┌──

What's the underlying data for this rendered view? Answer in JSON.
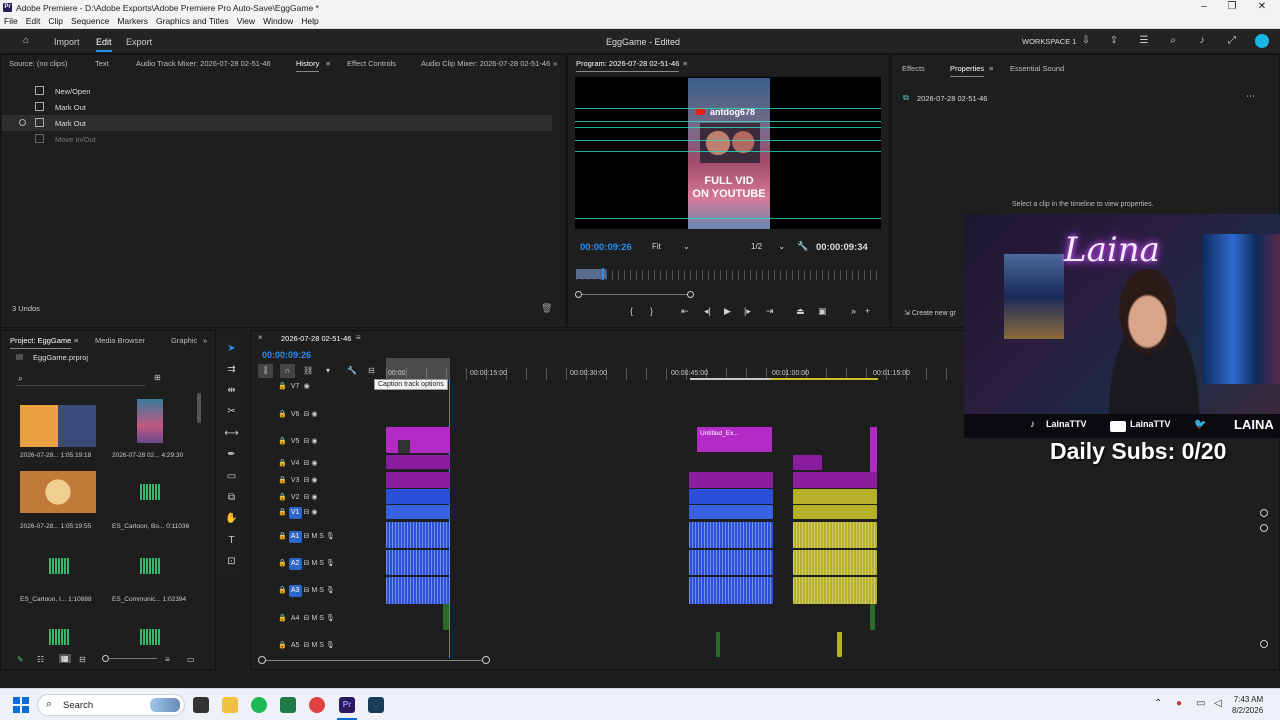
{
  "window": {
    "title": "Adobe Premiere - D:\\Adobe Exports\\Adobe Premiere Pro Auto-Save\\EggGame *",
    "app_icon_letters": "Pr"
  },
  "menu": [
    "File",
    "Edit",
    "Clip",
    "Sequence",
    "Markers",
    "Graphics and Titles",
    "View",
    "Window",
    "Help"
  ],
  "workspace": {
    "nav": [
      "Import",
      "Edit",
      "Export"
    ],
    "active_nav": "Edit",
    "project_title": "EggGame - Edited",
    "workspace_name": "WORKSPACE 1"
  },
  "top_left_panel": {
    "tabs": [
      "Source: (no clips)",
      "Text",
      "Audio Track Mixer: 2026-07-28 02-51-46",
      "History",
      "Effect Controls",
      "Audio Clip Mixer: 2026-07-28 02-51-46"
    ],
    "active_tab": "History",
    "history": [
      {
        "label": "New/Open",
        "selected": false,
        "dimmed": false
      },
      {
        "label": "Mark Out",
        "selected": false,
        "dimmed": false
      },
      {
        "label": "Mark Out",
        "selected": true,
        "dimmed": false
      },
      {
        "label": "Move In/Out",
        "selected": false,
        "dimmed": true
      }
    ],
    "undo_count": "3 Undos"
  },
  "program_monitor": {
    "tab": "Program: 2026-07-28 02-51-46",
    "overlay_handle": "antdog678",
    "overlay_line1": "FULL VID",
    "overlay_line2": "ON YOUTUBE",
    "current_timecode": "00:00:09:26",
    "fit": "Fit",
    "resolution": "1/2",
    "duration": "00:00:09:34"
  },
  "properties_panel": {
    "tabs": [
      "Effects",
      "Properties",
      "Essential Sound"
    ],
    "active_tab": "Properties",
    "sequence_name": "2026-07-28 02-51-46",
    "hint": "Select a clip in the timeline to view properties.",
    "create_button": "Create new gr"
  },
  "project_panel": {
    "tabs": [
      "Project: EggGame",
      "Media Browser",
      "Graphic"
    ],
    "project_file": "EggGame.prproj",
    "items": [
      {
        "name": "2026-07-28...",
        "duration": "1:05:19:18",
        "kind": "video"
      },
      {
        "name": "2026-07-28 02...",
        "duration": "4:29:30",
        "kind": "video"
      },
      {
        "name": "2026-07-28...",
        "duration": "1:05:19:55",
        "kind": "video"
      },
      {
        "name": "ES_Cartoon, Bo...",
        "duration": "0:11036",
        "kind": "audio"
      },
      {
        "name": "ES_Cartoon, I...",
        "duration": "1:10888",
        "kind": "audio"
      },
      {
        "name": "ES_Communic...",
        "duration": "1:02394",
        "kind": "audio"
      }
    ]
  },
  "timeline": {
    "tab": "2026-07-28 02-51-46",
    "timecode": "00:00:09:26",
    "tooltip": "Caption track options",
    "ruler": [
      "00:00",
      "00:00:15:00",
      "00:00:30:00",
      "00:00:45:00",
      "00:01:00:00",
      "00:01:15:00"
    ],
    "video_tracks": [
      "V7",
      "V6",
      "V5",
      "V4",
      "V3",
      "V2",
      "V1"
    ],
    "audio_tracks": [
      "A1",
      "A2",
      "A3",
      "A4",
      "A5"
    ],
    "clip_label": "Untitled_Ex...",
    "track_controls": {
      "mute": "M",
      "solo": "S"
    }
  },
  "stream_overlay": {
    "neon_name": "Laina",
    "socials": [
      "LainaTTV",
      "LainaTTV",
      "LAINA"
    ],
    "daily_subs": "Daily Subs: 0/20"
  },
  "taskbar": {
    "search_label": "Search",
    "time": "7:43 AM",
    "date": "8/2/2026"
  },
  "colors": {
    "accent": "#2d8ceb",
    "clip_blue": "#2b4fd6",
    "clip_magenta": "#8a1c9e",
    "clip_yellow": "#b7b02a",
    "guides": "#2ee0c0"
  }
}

└──

**What you will do:**
State the number of lines above that hold the string "timeline", with nothing added.

**Finished answer:**
2